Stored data
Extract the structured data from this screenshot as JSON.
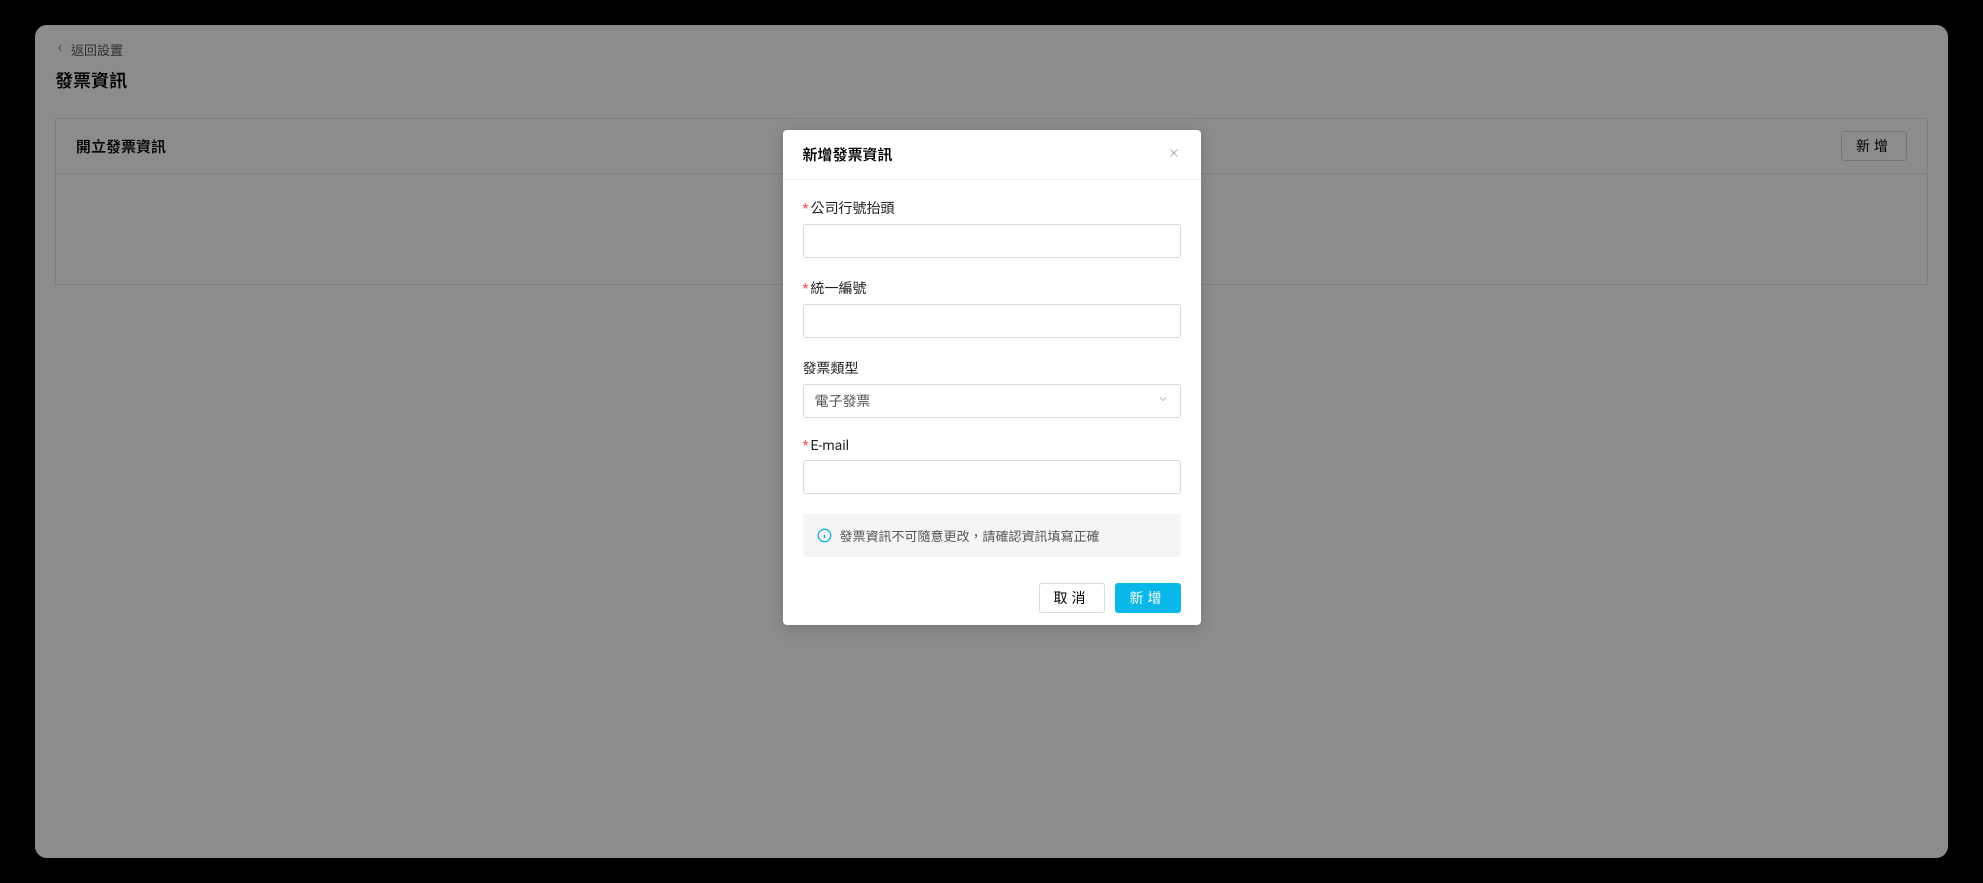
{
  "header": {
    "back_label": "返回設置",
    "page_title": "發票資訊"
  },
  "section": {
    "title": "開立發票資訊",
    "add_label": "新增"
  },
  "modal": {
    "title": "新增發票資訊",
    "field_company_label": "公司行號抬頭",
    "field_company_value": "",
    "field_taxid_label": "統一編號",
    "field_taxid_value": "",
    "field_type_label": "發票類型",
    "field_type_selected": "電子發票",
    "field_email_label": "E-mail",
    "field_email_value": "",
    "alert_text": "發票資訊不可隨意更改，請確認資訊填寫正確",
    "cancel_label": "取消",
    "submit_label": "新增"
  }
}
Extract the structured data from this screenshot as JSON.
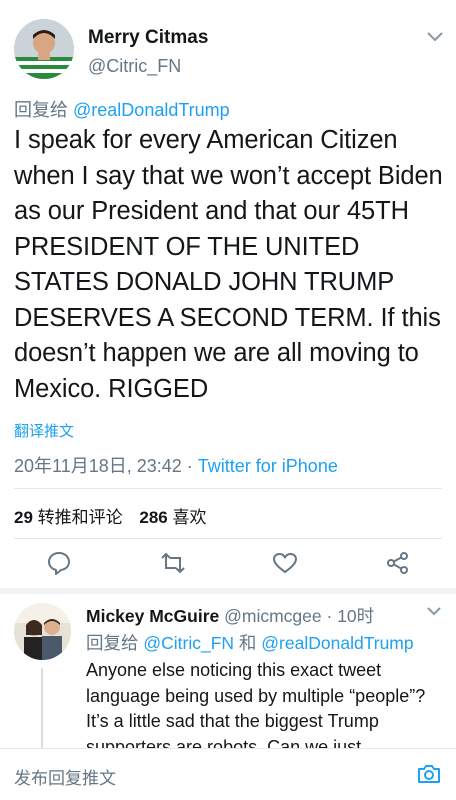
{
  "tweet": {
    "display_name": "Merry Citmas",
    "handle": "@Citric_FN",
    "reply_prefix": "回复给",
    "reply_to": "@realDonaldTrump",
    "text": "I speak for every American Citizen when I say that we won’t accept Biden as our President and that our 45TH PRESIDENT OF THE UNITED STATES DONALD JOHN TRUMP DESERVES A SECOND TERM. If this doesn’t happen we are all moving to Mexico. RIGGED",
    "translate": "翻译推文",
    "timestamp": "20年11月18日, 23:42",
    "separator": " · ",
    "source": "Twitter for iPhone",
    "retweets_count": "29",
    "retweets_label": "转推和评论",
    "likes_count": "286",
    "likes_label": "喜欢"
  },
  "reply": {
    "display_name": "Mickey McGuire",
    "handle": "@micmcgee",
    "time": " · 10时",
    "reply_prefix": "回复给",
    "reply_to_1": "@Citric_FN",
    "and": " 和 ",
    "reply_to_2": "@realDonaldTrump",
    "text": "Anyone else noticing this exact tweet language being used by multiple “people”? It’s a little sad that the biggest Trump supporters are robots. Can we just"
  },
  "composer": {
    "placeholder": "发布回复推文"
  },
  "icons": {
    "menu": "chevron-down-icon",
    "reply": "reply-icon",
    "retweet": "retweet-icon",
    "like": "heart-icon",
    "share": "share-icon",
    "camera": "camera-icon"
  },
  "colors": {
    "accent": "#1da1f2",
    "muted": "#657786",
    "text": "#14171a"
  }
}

---

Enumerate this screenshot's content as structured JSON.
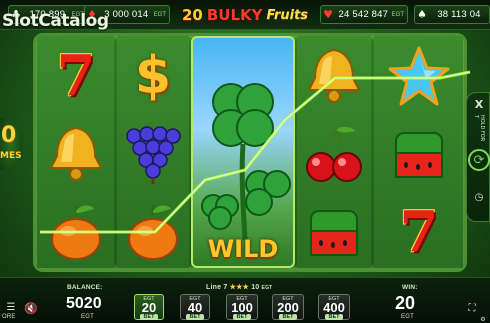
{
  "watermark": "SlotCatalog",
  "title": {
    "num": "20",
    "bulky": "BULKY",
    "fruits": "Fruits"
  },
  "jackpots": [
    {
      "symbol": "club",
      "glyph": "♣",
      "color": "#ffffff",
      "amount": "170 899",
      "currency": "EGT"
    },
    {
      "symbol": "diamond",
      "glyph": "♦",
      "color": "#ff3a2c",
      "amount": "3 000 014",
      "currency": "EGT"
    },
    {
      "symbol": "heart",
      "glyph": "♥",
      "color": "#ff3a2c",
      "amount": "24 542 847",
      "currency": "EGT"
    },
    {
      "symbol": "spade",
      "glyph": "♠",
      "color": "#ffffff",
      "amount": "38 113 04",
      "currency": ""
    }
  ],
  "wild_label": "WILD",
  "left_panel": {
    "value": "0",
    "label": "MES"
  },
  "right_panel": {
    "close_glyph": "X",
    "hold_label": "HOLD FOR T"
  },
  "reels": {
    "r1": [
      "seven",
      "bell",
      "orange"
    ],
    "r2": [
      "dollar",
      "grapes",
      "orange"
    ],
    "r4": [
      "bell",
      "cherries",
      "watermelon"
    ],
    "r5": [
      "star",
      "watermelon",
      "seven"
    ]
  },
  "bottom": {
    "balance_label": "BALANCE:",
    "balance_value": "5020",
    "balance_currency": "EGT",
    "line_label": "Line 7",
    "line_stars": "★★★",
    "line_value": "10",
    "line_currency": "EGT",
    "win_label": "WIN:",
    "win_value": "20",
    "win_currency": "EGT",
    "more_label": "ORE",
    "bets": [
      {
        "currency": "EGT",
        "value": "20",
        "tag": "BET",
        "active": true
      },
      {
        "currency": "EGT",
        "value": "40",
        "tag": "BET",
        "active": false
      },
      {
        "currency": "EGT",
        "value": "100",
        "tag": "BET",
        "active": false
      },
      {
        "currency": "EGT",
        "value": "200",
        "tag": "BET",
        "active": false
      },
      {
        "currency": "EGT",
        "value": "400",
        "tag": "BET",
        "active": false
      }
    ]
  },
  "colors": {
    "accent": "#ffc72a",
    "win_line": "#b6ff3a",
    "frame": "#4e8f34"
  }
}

DIRECTION: Copy each line that holds the word "amount".

TASK RESPONSE:
      "amount": "170 899",
      "amount": "3 000 014",
      "amount": "24 542 847",
      "amount": "38 113 04",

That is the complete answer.